** start Input records **
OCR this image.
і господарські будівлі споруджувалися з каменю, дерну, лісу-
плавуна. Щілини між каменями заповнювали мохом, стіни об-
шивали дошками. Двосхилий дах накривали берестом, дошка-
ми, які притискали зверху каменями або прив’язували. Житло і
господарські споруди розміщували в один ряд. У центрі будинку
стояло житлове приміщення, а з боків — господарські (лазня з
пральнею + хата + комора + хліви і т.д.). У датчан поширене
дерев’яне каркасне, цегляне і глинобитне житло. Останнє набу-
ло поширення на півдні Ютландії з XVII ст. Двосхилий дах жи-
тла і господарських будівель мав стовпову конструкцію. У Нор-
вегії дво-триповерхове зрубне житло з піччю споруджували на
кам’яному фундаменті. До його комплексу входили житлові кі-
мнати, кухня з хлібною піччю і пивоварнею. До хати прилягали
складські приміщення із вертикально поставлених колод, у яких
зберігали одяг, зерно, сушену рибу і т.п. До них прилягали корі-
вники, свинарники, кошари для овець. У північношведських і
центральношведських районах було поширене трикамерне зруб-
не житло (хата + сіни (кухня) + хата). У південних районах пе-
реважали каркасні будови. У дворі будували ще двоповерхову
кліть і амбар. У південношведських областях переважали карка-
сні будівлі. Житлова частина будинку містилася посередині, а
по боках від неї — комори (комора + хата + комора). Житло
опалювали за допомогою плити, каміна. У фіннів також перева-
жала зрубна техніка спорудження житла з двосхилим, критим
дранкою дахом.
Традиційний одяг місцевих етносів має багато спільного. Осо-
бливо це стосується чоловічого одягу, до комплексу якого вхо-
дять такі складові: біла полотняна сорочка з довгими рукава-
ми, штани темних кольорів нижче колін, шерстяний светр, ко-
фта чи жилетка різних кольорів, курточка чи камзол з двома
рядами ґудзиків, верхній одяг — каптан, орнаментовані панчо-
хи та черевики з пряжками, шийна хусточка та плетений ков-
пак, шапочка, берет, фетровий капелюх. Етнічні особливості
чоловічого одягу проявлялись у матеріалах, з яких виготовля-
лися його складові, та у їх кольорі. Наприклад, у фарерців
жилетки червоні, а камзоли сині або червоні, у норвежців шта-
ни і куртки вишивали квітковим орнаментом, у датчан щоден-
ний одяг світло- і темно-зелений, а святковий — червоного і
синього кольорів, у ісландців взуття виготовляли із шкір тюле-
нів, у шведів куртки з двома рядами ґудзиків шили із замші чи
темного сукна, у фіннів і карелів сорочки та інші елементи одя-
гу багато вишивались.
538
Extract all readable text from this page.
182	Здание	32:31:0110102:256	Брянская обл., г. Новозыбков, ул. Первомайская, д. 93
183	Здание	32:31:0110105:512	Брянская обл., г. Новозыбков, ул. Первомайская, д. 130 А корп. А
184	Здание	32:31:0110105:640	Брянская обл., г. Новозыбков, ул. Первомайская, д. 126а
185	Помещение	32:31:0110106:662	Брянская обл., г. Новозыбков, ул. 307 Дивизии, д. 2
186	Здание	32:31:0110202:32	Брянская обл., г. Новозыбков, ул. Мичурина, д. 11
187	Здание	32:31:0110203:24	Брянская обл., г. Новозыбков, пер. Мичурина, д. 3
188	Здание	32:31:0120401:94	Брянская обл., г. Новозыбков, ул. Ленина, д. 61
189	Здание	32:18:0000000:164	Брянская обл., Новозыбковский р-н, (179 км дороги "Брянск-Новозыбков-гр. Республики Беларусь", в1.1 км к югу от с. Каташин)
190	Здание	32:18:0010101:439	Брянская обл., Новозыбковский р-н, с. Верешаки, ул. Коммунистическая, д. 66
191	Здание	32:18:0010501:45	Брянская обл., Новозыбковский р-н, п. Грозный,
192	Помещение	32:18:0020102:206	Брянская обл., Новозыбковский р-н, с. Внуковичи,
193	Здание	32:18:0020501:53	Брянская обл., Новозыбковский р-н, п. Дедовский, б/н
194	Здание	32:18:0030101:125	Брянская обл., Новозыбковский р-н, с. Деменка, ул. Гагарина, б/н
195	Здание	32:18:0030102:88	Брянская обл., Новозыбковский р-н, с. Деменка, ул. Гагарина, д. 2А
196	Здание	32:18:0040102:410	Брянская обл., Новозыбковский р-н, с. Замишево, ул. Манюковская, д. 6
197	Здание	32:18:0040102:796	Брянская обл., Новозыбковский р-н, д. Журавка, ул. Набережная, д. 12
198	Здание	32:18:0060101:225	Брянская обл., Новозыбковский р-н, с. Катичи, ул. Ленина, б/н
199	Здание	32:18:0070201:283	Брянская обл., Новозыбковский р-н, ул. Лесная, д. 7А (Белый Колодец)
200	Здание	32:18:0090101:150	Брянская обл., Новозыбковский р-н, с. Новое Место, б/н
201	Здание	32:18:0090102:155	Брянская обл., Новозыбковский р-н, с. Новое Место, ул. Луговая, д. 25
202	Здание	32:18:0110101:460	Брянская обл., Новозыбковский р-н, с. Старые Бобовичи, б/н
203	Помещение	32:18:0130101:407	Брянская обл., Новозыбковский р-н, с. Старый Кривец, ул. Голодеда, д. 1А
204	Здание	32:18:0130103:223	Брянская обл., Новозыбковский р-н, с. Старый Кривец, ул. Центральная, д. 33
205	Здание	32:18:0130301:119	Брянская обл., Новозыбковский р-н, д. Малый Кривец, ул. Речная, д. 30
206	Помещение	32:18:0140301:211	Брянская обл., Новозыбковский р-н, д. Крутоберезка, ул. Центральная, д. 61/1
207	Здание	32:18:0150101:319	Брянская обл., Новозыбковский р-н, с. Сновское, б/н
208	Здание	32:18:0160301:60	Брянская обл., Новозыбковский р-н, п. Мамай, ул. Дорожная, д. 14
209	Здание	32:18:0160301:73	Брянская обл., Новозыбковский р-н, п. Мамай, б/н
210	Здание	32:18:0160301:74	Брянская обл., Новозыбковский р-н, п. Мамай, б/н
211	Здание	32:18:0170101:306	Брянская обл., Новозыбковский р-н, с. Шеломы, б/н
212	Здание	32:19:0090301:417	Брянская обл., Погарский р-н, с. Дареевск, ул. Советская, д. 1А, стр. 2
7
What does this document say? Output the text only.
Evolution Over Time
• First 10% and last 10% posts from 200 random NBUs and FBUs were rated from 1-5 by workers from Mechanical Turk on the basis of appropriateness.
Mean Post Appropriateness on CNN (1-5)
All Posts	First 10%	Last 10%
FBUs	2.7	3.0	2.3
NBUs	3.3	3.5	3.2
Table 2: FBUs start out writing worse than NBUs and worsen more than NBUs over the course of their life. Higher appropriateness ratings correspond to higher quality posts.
** end Input records **
Work to complete –
Repeat every record, exactly as written.

Final result –
OCR this image.
і господарські будівлі споруджувалися з каменю, дерну, лісу-
плавуна. Щілини між каменями заповнювали мохом, стіни об-
шивали дошками. Двосхилий дах накривали берестом, дошка-
ми, які притискали зверху каменями або прив’язували. Житло і
господарські споруди розміщували в один ряд. У центрі будинку
стояло житлове приміщення, а з боків — господарські (лазня з
пральнею + хата + комора + хліви і т.д.). У датчан поширене
дерев’яне каркасне, цегляне і глинобитне житло. Останнє набу-
ло поширення на півдні Ютландії з XVII ст. Двосхилий дах жи-
тла і господарських будівель мав стовпову конструкцію. У Нор-
вегії дво-триповерхове зрубне житло з піччю споруджували на
кам’яному фундаменті. До його комплексу входили житлові кі-
мнати, кухня з хлібною піччю і пивоварнею. До хати прилягали
складські приміщення із вертикально поставлених колод, у яких
зберігали одяг, зерно, сушену рибу і т.п. До них прилягали корі-
вники, свинарники, кошари для овець. У північношведських і
центральношведських районах було поширене трикамерне зруб-
не житло (хата + сіни (кухня) + хата). У південних районах пе-
реважали каркасні будови. У дворі будували ще двоповерхову
кліть і амбар. У південношведських областях переважали карка-
сні будівлі. Житлова частина будинку містилася посередині, а
по боках від неї — комори (комора + хата + комора). Житло
опалювали за допомогою плити, каміна. У фіннів також перева-
жала зрубна техніка спорудження житла з двосхилим, критим
дранкою дахом.
Традиційний одяг місцевих етносів має багато спільного. Осо-
бливо це стосується чоловічого одягу, до комплексу якого вхо-
дять такі складові: біла полотняна сорочка з довгими рукава-
ми, штани темних кольорів нижче колін, шерстяний светр, ко-
фта чи жилетка різних кольорів, курточка чи камзол з двома
рядами ґудзиків, верхній одяг — каптан, орнаментовані панчо-
хи та черевики з пряжками, шийна хусточка та плетений ков-
пак, шапочка, берет, фетровий капелюх. Етнічні особливості
чоловічого одягу проявлялись у матеріалах, з яких виготовля-
лися його складові, та у їх кольорі. Наприклад, у фарерців
жилетки червоні, а камзоли сині або червоні, у норвежців шта-
ни і куртки вишивали квітковим орнаментом, у датчан щоден-
ний одяг світло- і темно-зелений, а святковий — червоного і
синього кольорів, у ісландців взуття виготовляли із шкір тюле-
нів, у шведів куртки з двома рядами ґудзиків шили із замші чи
темного сукна, у фіннів і карелів сорочки та інші елементи одя-
гу багато вишивались.
538
Extract all readable text from this page.
182	Здание	32:31:0110102:256	Брянская обл., г. Новозыбков, ул. Первомайская, д. 93
183	Здание	32:31:0110105:512	Брянская обл., г. Новозыбков, ул. Первомайская, д. 130 А корп. А
184	Здание	32:31:0110105:640	Брянская обл., г. Новозыбков, ул. Первомайская, д. 126а
185	Помещение	32:31:0110106:662	Брянская обл., г. Новозыбков, ул. 307 Дивизии, д. 2
186	Здание	32:31:0110202:32	Брянская обл., г. Новозыбков, ул. Мичурина, д. 11
187	Здание	32:31:0110203:24	Брянская обл., г. Новозыбков, пер. Мичурина, д. 3
188	Здание	32:31:0120401:94	Брянская обл., г. Новозыбков, ул. Ленина, д. 61
189	Здание	32:18:0000000:164	Брянская обл., Новозыбковский р-н, (179 км дороги "Брянск-Новозыбков-гр. Республики Беларусь", в1.1 км к югу от с. Каташин)
190	Здание	32:18:0010101:439	Брянская обл., Новозыбковский р-н, с. Верешаки, ул. Коммунистическая, д. 66
191	Здание	32:18:0010501:45	Брянская обл., Новозыбковский р-н, п. Грозный,
192	Помещение	32:18:0020102:206	Брянская обл., Новозыбковский р-н, с. Внуковичи,
193	Здание	32:18:0020501:53	Брянская обл., Новозыбковский р-н, п. Дедовский, б/н
194	Здание	32:18:0030101:125	Брянская обл., Новозыбковский р-н, с. Деменка, ул. Гагарина, б/н
195	Здание	32:18:0030102:88	Брянская обл., Новозыбковский р-н, с. Деменка, ул. Гагарина, д. 2А
196	Здание	32:18:0040102:410	Брянская обл., Новозыбковский р-н, с. Замишево, ул. Манюковская, д. 6
197	Здание	32:18:0040102:796	Брянская обл., Новозыбковский р-н, д. Журавка, ул. Набережная, д. 12
198	Здание	32:18:0060101:225	Брянская обл., Новозыбковский р-н, с. Катичи, ул. Ленина, б/н
199	Здание	32:18:0070201:283	Брянская обл., Новозыбковский р-н, ул. Лесная, д. 7А (Белый Колодец)
200	Здание	32:18:0090101:150	Брянская обл., Новозыбковский р-н, с. Новое Место, б/н
201	Здание	32:18:0090102:155	Брянская обл., Новозыбковский р-н, с. Новое Место, ул. Луговая, д. 25
202	Здание	32:18:0110101:460	Брянская обл., Новозыбковский р-н, с. Старые Бобовичи, б/н
203	Помещение	32:18:0130101:407	Брянская обл., Новозыбковский р-н, с. Старый Кривец, ул. Голодеда, д. 1А
204	Здание	32:18:0130103:223	Брянская обл., Новозыбковский р-н, с. Старый Кривец, ул. Центральная, д. 33
205	Здание	32:18:0130301:119	Брянская обл., Новозыбковский р-н, д. Малый Кривец, ул. Речная, д. 30
206	Помещение	32:18:0140301:211	Брянская обл., Новозыбковский р-н, д. Крутоберезка, ул. Центральная, д. 61/1
207	Здание	32:18:0150101:319	Брянская обл., Новозыбковский р-н, с. Сновское, б/н
208	Здание	32:18:0160301:60	Брянская обл., Новозыбковский р-н, п. Мамай, ул. Дорожная, д. 14
209	Здание	32:18:0160301:73	Брянская обл., Новозыбковский р-н, п. Мамай, б/н
210	Здание	32:18:0160301:74	Брянская обл., Новозыбковский р-н, п. Мамай, б/н
211	Здание	32:18:0170101:306	Брянская обл., Новозыбковский р-н, с. Шеломы, б/н
212	Здание	32:19:0090301:417	Брянская обл., Погарский р-н, с. Дареевск, ул. Советская, д. 1А, стр. 2
7
What does this document say? Output the text only.
Evolution Over Time
• First 10% and last 10% posts from 200 random NBUs and FBUs were rated from 1-5 by workers from Mechanical Turk on the basis of appropriateness.
Mean Post Appropriateness on CNN (1-5)
All Posts	First 10%	Last 10%
FBUs	2.7	3.0	2.3
NBUs	3.3	3.5	3.2
Table 2: FBUs start out writing worse than NBUs and worsen more than NBUs over the course of their life. Higher appropriateness ratings correspond to higher quality posts.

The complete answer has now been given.